→ EXERCISE
Extract every line below that contains the word "hippocampus".

→ SOURCE DATA
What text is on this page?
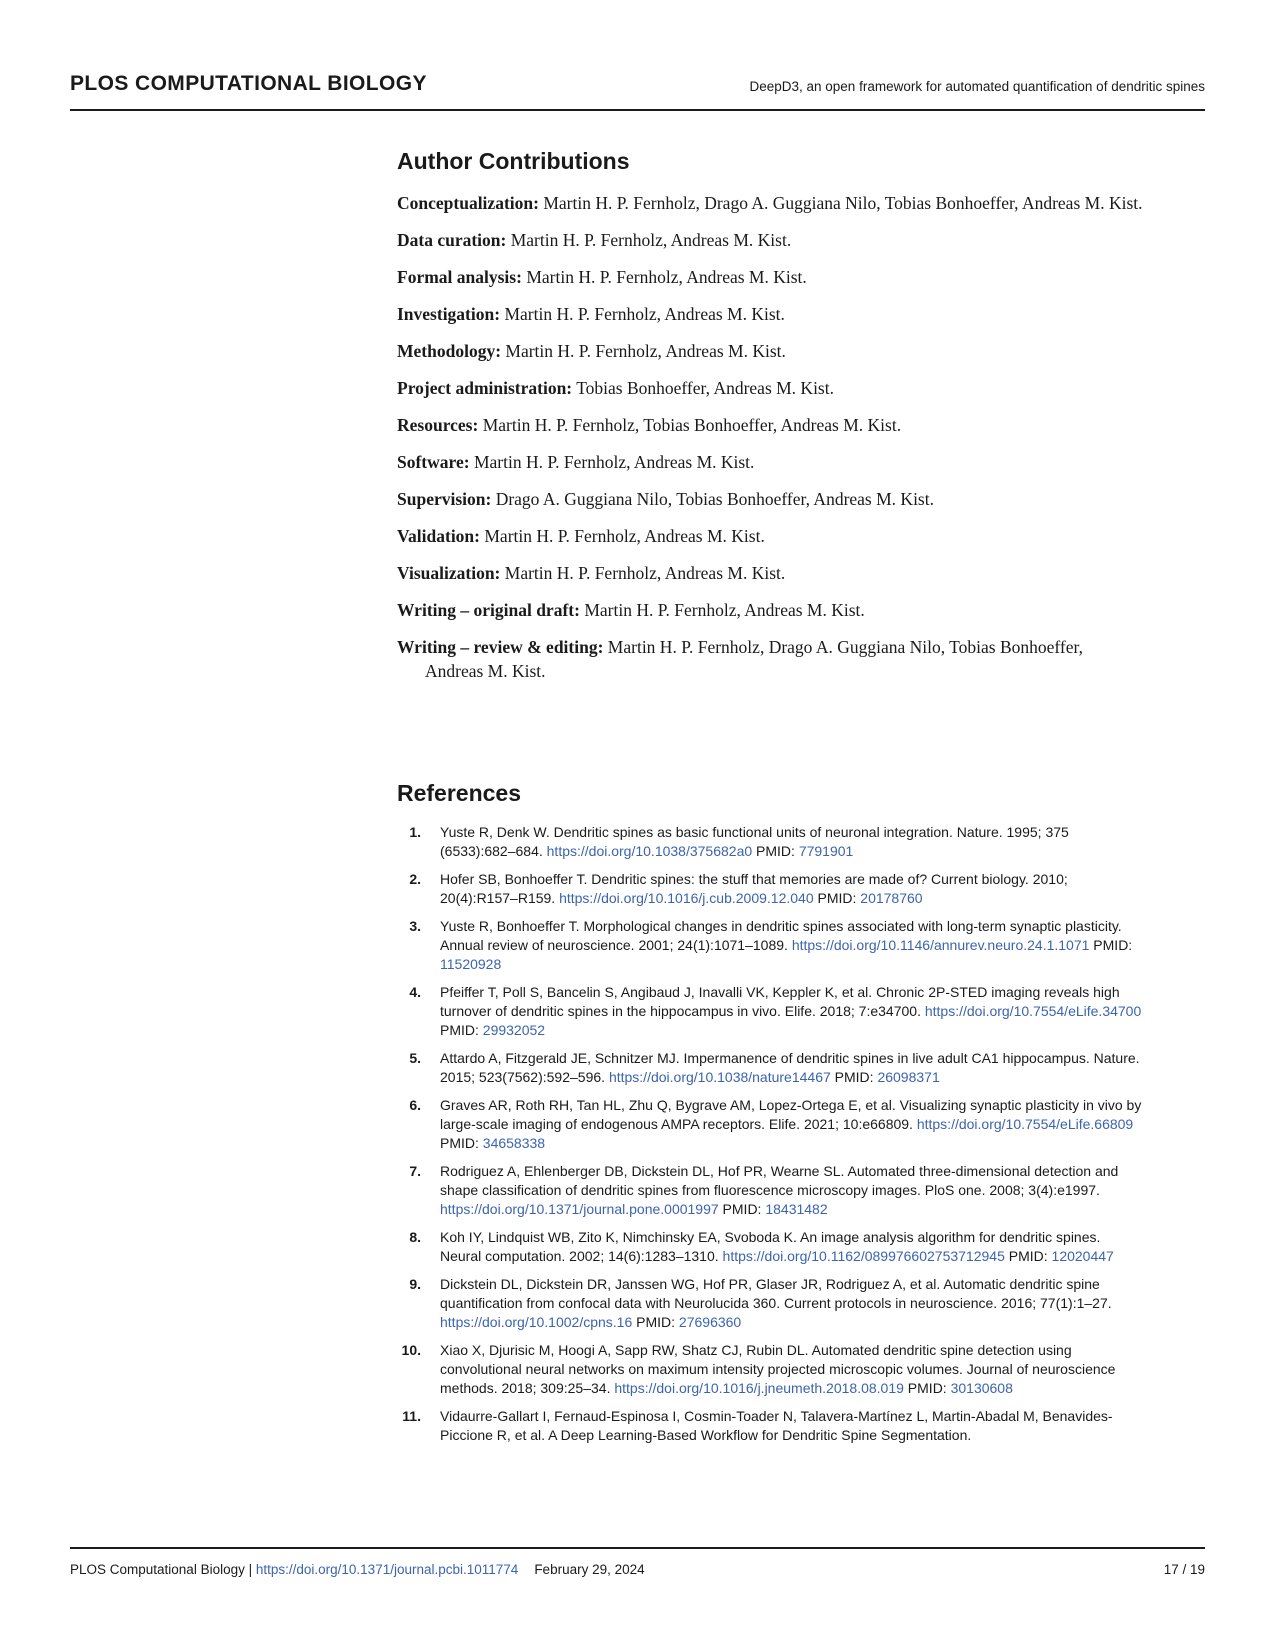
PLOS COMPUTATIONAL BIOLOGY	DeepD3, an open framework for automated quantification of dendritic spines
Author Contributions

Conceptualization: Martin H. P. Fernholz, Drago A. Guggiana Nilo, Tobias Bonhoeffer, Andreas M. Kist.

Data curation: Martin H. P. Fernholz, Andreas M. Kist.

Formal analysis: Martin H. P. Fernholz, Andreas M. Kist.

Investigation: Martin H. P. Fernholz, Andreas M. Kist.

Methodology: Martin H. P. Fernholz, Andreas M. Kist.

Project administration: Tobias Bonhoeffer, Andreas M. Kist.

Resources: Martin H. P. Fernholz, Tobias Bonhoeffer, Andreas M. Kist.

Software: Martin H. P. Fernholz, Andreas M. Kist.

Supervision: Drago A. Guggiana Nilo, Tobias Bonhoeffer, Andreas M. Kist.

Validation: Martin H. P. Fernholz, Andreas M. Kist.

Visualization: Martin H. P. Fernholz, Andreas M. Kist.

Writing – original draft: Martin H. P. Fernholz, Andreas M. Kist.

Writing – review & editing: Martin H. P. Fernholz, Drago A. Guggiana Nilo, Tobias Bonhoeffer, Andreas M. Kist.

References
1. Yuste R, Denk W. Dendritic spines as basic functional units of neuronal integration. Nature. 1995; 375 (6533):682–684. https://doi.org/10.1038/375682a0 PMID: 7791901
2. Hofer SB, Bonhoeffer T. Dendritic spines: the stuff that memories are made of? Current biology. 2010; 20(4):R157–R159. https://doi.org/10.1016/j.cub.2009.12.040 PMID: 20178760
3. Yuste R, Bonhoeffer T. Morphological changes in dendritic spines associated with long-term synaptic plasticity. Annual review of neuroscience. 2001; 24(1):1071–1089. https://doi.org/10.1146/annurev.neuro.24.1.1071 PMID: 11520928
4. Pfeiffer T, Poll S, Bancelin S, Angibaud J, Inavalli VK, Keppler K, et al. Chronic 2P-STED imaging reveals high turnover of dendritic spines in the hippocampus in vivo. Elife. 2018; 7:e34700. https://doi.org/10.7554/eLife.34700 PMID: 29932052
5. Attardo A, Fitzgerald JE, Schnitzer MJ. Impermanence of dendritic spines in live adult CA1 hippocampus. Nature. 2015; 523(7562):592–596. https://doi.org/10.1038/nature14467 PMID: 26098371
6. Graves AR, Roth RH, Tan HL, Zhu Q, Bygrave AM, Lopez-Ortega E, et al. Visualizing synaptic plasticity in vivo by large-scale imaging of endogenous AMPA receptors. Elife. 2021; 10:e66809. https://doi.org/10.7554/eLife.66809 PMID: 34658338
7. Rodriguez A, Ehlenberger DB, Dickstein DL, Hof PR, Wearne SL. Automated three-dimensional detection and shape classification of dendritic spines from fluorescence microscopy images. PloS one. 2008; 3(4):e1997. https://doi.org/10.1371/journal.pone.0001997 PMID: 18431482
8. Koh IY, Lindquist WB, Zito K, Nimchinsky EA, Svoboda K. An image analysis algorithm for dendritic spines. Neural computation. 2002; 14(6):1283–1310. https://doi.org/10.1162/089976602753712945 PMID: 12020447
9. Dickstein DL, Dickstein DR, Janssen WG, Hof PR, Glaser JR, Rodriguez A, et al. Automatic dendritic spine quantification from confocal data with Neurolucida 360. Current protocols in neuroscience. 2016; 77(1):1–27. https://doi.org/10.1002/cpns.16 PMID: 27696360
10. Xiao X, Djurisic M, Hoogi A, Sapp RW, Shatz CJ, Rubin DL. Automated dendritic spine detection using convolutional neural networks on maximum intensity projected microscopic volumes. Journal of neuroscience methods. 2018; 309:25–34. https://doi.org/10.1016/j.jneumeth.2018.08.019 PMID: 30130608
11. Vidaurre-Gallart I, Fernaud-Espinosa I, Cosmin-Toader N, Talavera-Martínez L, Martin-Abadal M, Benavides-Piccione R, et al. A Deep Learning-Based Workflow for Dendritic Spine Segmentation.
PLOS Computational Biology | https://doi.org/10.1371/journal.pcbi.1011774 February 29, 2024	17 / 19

==

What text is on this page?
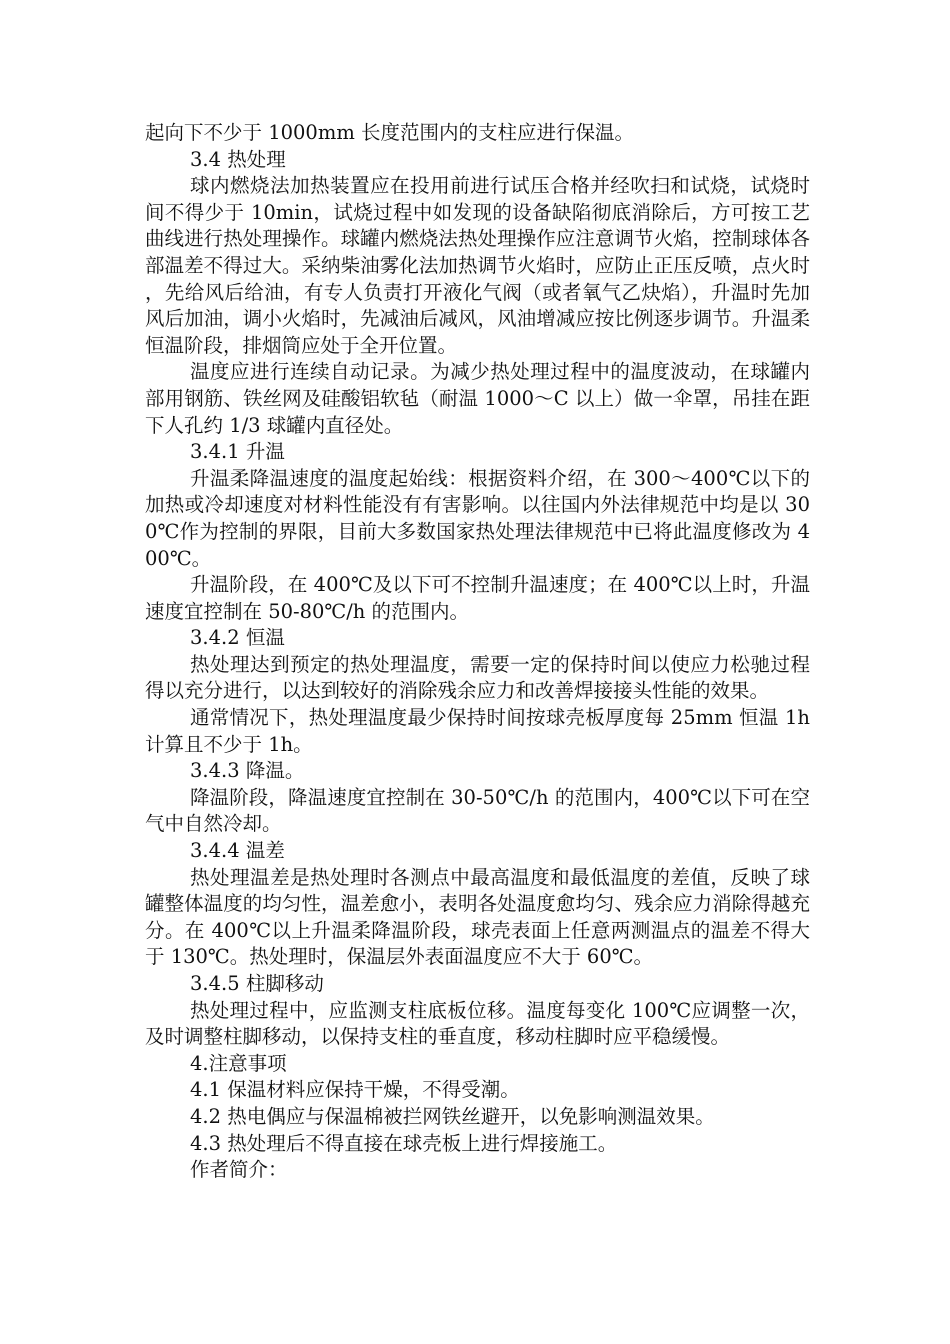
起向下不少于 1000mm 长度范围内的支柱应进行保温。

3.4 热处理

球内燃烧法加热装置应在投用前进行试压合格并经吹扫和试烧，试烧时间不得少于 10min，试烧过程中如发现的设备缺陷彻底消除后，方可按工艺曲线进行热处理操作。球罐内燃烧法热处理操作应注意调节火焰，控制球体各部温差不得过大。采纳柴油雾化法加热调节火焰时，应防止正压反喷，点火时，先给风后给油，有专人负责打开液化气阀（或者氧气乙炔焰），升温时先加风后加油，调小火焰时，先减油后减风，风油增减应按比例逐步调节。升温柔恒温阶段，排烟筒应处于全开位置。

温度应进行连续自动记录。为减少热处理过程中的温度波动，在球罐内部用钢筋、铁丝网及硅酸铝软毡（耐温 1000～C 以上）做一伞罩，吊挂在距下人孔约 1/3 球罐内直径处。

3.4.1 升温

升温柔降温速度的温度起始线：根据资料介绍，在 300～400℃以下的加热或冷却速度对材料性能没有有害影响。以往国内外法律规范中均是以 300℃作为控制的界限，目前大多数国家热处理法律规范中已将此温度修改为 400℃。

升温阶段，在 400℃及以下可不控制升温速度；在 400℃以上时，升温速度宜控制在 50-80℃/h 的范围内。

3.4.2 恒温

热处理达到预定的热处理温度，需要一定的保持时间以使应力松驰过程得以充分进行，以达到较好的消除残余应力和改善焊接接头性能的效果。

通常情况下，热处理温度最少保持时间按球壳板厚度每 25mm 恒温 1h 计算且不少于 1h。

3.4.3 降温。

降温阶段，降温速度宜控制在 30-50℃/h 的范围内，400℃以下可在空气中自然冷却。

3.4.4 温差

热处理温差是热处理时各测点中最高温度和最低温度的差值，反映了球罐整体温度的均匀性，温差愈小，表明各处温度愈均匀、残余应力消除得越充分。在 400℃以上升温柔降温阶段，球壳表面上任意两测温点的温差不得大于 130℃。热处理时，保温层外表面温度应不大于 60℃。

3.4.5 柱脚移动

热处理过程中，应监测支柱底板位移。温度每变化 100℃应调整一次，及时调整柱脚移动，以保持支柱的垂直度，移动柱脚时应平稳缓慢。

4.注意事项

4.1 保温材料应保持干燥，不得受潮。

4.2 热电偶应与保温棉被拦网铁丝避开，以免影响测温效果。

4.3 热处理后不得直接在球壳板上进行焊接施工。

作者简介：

→ TASK OUTPUT
4. Pfeiffer T, Poll S, Bancelin S, Angibaud J, Inavalli VK, Keppler K, et al. Chronic 2P-STED imaging reveals high turnover of dendritic spines in the hippocampus in vivo. Elife. 2018; 7:e34700. https://doi.org/10.7554/eLife.34700 PMID: 29932052
5. Attardo A, Fitzgerald JE, Schnitzer MJ. Impermanence of dendritic spines in live adult CA1 hippocampus. Nature. 2015; 523(7562):592–596. https://doi.org/10.1038/nature14467 PMID: 26098371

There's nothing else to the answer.